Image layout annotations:
+ + +

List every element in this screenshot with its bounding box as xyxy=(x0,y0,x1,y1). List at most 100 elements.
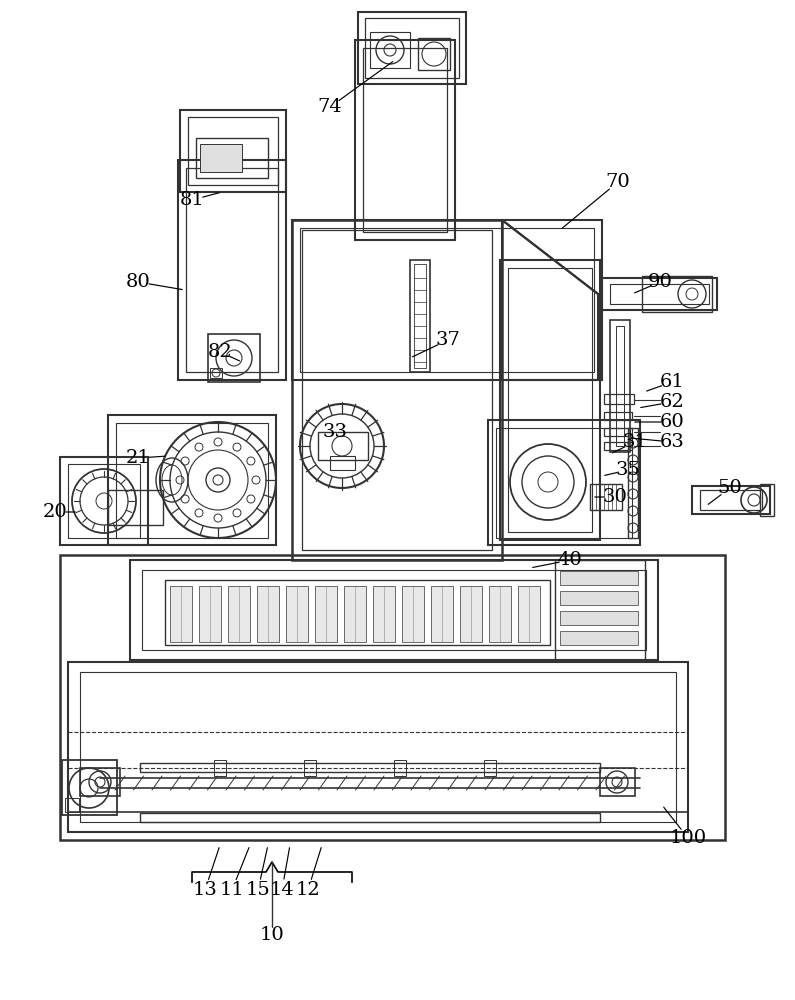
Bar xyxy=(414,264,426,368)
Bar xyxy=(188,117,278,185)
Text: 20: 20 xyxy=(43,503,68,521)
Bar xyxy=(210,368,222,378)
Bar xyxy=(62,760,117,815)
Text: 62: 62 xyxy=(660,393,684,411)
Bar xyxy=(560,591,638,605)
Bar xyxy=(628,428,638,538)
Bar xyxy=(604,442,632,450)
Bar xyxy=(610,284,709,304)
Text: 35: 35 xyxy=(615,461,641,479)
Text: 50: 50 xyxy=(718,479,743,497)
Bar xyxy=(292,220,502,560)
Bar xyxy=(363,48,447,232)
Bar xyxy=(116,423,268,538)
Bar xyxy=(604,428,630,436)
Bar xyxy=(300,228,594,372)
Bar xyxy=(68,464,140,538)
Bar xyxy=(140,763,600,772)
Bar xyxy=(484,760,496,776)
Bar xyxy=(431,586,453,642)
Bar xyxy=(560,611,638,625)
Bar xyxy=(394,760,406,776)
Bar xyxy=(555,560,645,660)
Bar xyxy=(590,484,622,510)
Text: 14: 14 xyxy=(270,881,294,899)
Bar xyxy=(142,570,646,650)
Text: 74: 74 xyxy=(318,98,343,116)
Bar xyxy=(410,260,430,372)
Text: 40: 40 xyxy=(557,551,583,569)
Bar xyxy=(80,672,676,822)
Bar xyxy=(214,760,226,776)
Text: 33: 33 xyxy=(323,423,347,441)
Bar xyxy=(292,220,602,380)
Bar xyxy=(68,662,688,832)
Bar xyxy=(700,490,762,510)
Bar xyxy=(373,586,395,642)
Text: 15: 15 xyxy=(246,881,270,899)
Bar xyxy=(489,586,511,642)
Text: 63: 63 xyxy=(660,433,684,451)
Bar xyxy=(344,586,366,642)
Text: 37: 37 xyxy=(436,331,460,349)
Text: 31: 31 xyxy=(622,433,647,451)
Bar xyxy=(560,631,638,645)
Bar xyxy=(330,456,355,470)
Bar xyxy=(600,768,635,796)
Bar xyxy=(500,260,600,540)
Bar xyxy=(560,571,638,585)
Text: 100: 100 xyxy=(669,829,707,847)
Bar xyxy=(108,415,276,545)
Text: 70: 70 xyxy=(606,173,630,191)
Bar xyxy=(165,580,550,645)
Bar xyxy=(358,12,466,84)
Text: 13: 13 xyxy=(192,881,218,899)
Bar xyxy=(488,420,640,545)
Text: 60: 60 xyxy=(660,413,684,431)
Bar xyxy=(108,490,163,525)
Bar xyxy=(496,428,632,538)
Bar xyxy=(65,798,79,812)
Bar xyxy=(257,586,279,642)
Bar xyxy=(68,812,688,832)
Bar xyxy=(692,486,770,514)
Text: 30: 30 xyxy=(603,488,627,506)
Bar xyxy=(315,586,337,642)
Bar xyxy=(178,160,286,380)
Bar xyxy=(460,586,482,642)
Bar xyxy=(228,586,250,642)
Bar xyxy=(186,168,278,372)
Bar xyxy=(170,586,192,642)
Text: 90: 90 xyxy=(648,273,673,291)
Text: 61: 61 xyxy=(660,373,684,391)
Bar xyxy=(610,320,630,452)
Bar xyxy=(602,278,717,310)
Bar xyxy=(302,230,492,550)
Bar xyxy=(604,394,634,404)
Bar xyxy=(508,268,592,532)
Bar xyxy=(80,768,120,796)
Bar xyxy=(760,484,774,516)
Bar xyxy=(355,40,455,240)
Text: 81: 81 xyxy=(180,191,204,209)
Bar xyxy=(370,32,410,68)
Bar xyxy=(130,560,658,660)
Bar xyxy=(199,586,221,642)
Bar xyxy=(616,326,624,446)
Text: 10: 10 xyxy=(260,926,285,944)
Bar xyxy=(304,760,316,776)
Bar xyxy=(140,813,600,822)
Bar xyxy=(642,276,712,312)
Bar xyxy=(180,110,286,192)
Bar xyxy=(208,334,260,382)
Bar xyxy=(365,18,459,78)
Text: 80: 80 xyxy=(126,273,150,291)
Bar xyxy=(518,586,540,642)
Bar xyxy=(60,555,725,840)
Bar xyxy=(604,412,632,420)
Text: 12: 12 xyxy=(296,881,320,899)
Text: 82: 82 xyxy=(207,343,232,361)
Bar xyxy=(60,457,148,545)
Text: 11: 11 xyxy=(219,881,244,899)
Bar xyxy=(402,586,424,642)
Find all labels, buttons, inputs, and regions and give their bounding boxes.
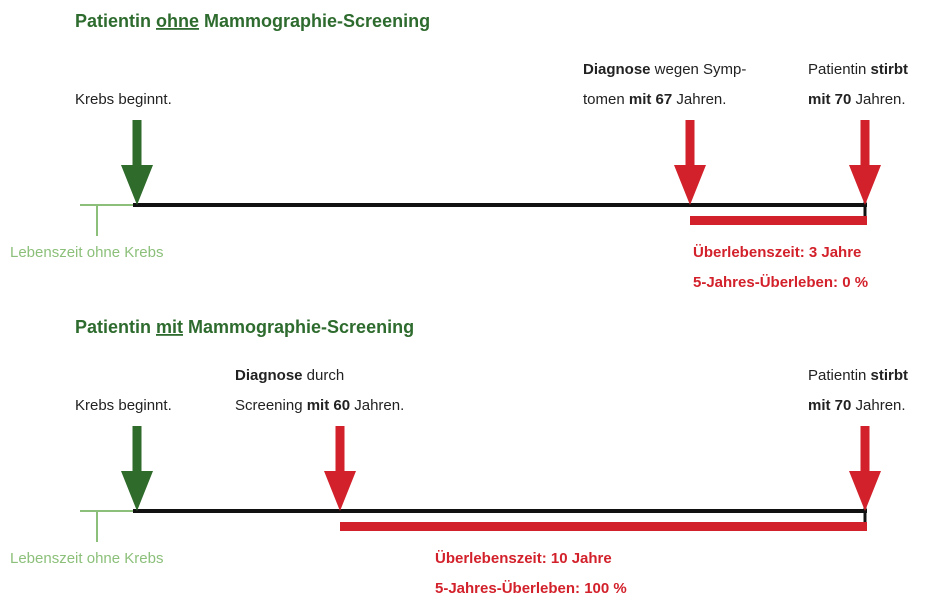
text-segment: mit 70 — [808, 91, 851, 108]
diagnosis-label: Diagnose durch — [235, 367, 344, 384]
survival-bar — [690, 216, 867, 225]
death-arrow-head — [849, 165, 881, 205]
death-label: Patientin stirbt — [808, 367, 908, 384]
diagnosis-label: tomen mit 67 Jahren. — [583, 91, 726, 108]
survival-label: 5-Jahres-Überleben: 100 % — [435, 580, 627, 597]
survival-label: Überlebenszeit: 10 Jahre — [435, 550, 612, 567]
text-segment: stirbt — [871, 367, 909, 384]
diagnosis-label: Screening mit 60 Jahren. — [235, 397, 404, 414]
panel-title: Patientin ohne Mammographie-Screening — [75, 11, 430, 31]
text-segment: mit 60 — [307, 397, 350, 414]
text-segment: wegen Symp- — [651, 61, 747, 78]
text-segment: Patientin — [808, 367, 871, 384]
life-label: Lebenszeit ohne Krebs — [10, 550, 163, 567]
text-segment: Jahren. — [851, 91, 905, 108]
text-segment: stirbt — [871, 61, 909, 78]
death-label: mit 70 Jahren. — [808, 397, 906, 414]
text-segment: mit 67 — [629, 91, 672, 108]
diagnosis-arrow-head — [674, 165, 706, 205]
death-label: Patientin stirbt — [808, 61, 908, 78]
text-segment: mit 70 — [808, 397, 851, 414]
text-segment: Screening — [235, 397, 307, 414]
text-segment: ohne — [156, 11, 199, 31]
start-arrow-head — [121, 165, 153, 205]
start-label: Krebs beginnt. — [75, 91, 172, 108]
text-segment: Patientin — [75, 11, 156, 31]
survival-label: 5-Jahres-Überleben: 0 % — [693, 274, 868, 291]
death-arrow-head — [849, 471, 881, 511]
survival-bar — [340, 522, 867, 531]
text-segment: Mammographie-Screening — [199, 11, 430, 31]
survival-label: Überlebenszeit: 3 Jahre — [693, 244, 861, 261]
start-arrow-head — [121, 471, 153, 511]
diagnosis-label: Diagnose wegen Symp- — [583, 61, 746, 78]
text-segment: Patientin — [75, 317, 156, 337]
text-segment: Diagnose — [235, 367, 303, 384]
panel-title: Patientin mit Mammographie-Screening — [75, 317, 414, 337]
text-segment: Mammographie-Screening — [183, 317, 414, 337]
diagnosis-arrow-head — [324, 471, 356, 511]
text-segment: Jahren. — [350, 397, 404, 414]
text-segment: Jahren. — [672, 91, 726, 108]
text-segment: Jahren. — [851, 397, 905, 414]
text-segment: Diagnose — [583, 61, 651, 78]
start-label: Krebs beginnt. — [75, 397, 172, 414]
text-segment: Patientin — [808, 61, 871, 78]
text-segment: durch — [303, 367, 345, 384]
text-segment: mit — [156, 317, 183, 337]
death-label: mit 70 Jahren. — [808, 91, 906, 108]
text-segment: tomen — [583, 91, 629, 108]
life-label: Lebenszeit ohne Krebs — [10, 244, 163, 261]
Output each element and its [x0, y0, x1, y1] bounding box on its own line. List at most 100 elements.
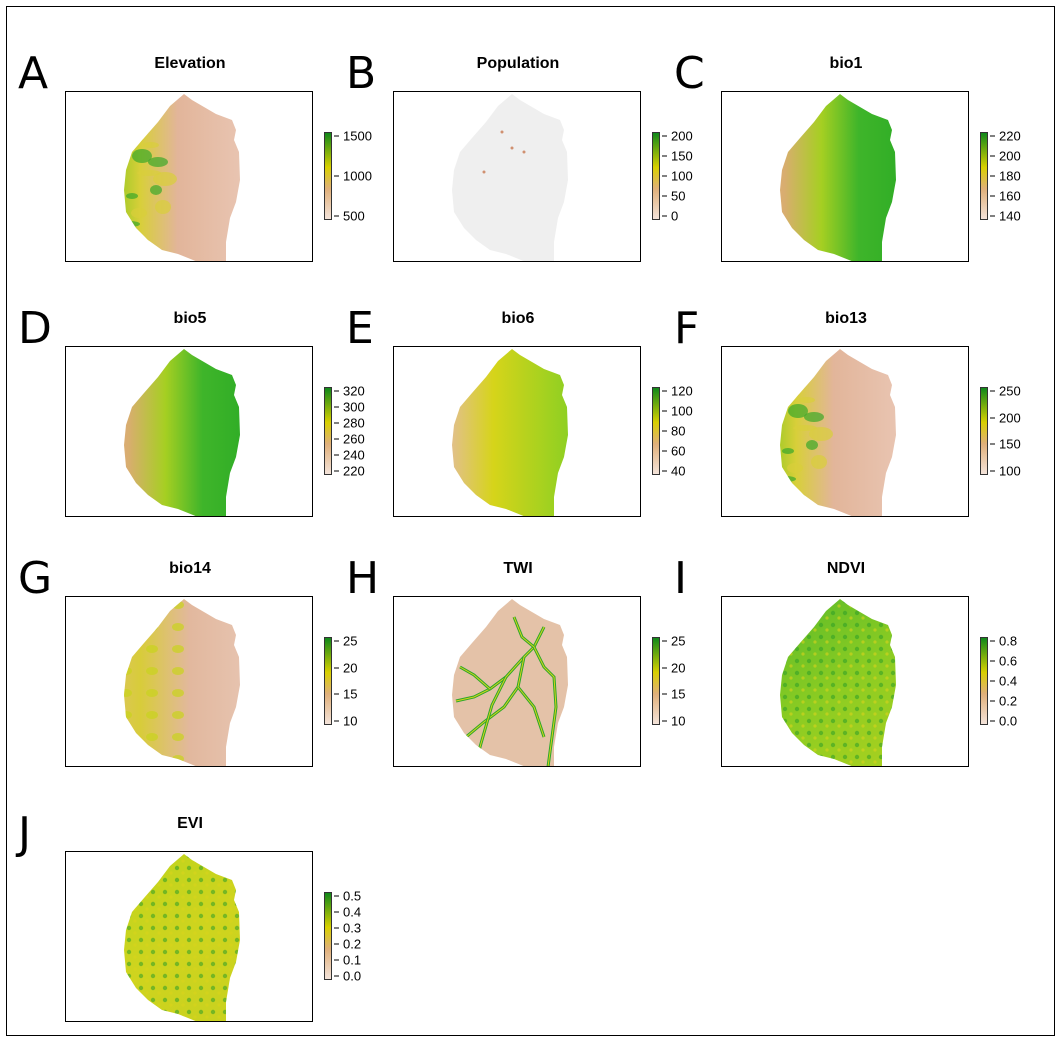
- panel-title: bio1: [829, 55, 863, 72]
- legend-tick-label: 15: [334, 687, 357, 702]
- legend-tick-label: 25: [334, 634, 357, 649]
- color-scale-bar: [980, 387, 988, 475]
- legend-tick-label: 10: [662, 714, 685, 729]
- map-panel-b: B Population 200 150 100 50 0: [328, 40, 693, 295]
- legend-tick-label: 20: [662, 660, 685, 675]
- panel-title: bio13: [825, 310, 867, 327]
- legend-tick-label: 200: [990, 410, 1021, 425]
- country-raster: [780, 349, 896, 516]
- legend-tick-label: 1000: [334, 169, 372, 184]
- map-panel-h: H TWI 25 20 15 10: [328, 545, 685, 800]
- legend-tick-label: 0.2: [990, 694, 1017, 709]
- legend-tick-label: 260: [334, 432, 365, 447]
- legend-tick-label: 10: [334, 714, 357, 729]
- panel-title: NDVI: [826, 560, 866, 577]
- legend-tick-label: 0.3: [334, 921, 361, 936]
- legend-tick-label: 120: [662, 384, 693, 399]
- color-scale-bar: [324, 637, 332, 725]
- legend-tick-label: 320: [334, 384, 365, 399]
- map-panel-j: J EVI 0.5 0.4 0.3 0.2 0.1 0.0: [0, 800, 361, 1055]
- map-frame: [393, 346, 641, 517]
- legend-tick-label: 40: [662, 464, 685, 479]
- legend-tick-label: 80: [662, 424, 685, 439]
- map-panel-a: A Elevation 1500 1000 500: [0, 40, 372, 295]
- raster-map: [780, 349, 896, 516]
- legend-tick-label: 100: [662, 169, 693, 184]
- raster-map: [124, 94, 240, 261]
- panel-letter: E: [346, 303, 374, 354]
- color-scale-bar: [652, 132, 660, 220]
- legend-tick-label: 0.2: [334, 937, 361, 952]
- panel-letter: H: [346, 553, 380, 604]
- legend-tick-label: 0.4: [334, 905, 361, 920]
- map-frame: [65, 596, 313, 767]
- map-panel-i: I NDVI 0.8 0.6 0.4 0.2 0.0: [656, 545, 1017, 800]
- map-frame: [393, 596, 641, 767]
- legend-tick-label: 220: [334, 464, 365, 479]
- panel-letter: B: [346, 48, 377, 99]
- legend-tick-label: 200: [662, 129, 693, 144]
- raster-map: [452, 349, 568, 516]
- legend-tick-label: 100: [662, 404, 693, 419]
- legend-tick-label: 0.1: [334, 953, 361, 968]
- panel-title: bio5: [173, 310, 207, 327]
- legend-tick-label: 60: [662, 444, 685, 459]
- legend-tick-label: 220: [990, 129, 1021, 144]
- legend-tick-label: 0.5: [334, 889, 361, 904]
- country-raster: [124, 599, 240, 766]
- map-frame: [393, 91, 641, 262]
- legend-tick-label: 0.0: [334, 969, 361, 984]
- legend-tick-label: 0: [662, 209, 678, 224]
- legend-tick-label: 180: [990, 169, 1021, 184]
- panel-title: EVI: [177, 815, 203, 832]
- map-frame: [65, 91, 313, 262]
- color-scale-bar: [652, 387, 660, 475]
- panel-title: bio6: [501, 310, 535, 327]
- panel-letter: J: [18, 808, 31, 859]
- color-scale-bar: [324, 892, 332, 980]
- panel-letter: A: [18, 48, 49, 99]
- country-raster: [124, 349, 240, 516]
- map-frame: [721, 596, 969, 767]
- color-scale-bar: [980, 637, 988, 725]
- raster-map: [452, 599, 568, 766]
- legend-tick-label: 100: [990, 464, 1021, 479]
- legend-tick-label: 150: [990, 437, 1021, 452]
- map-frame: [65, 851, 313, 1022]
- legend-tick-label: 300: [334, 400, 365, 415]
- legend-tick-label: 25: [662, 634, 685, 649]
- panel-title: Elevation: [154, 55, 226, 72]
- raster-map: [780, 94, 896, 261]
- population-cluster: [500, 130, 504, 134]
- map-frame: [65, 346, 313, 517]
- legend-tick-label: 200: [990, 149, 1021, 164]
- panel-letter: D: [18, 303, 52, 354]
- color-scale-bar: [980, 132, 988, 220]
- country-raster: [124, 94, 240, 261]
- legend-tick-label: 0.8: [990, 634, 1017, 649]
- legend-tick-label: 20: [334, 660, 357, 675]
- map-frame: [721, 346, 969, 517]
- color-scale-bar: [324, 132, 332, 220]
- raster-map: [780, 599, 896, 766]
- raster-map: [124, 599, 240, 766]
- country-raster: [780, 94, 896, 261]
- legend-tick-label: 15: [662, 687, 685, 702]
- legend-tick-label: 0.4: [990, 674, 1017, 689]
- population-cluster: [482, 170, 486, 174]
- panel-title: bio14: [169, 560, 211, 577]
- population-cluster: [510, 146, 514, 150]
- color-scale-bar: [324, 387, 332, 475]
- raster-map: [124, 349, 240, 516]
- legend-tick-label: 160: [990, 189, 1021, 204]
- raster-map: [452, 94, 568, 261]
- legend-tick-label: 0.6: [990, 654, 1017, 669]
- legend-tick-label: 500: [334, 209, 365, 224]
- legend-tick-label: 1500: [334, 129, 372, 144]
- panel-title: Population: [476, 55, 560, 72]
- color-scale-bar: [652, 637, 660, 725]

+ + +

* _Task requirements_: Return the material between the line holding "- panel-title: bio1: [829, 55, 863, 72]" and the line holding "- legend-tick-label: 320: [334, 384, 365, 399]", both included, exactly as it appears.

* _Final result_:
- panel-title: bio1: [829, 55, 863, 72]
- legend-tick-label: 15: [334, 687, 357, 702]
- legend-tick-label: 25: [334, 634, 357, 649]
- color-scale-bar: [980, 387, 988, 475]
- legend-tick-label: 10: [662, 714, 685, 729]
- map-panel-b: B Population 200 150 100 50 0: [328, 40, 693, 295]
- legend-tick-label: 20: [662, 660, 685, 675]
- panel-title: bio13: [825, 310, 867, 327]
- legend-tick-label: 200: [990, 410, 1021, 425]
- country-raster: [780, 349, 896, 516]
- legend-tick-label: 1000: [334, 169, 372, 184]
- map-panel-h: H TWI 25 20 15 10: [328, 545, 685, 800]
- legend-tick-label: 0.2: [990, 694, 1017, 709]
- legend-tick-label: 260: [334, 432, 365, 447]
- legend-tick-label: 10: [334, 714, 357, 729]
- panel-title: NDVI: [826, 560, 866, 577]
- legend-tick-label: 0.3: [334, 921, 361, 936]
- legend-tick-label: 120: [662, 384, 693, 399]
- color-scale-bar: [324, 637, 332, 725]
- legend-tick-label: 320: [334, 384, 365, 399]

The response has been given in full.